==== Extract provided

They’re gathered to demand justice for Sherri Flett, a member of the Athabasca Chipewyan First Nation, who went missing on January 12, 2022. Her body was found less than two weeks later. Her accused killer was taken into custody.
Outside the red brick courthouse, the women chant, sing and pray for justice, the issue of murdered, missing and exploited Indigenous peoples (MMEIP).
MMEIP is a new acronym used for murdered and missing Indigenous women and girls (MMIWG). Joy explains the name change was made because “our women and girls are important, but our men and two-spirit people are important too. We all matter to somebody.”
Joy, an advisor with Suncor’s Indigenous and Community Relations team in the Regional Municipality of Wood Buffalo, helped search for Sherri when she was reported missing.
“We weren’t related, but Sherri and I grew up together. We lived down the street from each other, went to the same school and were even roommates in college,” explains Joy. “She was 43 years-old and leaves behind a little girl.”

========
==== Data lines

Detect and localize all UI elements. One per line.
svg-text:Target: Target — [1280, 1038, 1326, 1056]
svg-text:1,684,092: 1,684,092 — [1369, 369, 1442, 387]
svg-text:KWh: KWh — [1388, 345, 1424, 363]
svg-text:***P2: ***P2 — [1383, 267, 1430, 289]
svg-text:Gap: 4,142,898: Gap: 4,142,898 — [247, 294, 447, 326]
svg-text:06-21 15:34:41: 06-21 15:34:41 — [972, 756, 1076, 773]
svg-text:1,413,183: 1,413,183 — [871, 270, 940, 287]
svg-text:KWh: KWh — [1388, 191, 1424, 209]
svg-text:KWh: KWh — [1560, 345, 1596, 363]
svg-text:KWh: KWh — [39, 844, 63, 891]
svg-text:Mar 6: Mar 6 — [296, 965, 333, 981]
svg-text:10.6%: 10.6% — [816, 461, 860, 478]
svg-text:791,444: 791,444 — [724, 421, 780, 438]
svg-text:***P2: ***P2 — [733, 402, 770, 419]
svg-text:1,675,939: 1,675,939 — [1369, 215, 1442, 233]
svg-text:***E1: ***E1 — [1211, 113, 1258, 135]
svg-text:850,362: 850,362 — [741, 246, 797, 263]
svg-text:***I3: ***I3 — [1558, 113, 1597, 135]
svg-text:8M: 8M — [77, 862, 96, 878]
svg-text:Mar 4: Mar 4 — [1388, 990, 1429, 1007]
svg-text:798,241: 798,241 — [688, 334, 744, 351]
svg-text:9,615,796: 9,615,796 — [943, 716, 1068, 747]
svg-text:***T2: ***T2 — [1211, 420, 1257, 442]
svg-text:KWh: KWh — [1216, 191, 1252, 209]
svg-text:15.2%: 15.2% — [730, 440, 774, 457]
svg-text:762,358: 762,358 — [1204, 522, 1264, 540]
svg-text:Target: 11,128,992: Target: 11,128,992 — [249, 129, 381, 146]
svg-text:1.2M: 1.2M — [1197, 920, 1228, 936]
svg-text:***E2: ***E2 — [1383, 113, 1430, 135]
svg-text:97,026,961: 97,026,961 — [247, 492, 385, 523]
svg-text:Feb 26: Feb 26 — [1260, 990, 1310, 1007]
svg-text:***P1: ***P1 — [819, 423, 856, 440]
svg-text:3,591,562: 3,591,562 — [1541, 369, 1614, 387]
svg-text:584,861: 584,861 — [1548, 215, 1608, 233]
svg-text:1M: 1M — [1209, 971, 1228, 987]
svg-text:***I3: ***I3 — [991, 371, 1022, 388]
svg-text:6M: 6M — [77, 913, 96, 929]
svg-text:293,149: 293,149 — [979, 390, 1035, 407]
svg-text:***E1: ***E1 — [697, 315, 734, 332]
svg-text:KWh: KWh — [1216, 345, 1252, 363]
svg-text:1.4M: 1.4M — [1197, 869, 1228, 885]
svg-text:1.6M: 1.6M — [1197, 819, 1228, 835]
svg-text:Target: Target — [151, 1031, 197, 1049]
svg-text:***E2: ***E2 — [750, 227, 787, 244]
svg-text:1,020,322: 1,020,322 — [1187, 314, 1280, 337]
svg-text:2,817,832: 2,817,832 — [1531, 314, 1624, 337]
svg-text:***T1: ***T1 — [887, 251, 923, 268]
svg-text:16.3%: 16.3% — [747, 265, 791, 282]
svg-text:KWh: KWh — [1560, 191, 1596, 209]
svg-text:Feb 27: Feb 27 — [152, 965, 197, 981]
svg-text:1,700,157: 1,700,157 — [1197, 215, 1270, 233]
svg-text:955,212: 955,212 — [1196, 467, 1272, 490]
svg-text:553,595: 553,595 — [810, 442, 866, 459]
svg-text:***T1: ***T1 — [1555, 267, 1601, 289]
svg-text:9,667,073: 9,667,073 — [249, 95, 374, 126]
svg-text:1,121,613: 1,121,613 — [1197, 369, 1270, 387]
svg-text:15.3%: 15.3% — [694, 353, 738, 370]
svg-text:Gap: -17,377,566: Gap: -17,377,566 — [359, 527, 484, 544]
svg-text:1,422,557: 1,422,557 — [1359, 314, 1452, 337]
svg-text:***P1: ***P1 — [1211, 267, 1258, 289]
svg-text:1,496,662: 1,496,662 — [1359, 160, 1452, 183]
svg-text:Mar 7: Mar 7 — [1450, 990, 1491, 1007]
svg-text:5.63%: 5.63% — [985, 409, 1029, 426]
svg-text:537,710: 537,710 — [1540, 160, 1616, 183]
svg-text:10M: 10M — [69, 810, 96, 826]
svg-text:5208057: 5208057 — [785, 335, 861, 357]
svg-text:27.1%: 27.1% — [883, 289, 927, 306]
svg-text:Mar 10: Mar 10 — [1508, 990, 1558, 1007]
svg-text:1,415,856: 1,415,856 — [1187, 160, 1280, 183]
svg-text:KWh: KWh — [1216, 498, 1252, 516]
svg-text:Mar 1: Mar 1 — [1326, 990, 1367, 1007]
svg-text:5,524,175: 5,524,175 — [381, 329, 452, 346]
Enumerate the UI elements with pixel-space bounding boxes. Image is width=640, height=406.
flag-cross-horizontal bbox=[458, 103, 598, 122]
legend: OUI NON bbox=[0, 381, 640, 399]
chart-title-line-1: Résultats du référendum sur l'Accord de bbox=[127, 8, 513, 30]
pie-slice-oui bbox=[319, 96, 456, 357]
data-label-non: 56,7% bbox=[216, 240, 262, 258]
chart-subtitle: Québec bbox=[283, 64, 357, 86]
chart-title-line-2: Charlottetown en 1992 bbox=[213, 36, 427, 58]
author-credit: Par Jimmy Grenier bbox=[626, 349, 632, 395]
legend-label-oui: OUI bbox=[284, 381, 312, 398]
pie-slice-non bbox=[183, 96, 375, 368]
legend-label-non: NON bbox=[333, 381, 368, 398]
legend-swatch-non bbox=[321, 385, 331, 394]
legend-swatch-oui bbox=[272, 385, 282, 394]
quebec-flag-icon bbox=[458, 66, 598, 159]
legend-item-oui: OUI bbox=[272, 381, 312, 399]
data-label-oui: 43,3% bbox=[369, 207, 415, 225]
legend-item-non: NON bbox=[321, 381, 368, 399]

========

Exercise A: Write out the passage about Sherri Flett from "Outside the red" to "Indigenous peoples (MMEIP).".
Exercise B: In the passage about Sherri Flett, which First Nation was Sherri Flett a member of?
Exercise C: Carry on the passage about Sherri Flett from its final sentence.

Output A:
Outside the red brick courthouse, the women chant, sing and pray for justice, the issue of murdered, missing and exploited Indigenous peoples (MMEIP).

Output B: The Athabasca Chipewyan First Nation.

Output C:
In addition to Sherri, Joy can easily list the names of several other Indigenous people she knows who have either gone missing or have been murdered. Including her son’s father.
“It’s been a rough road. After 20 years, his murderer is still walking around free,” says Joy. “My reasons to keep going are my son and the two beautiful granddaughters he’s given me. I rely on the strength of my ancestors.”
Joy was part of a session on MMEIP hosted by Suncor’s Indigenous employee network to help raise awareness of the National Day of Awareness for MMIWG on May 5 and the Moose Hide Campaign Day on May 12.
Both movements focus on the many Indigenous people who are victims of systemic discrimination, violence, Indigenous rights violations and crime.
“We want our women, girls, men and two spirit people to stop going missing and experiencing violence.”
Canada’s National Inquiry into MMIWG released its final report, Reclaiming Power and Place, in 2019. Within it are the testimonies of 1,484 family members and survivors and 231 Calls for Justice. The report paints a staggering picture of the extent of the abuse and violence Indigenous people, particularly women, children and two spirited people, experience in Canada.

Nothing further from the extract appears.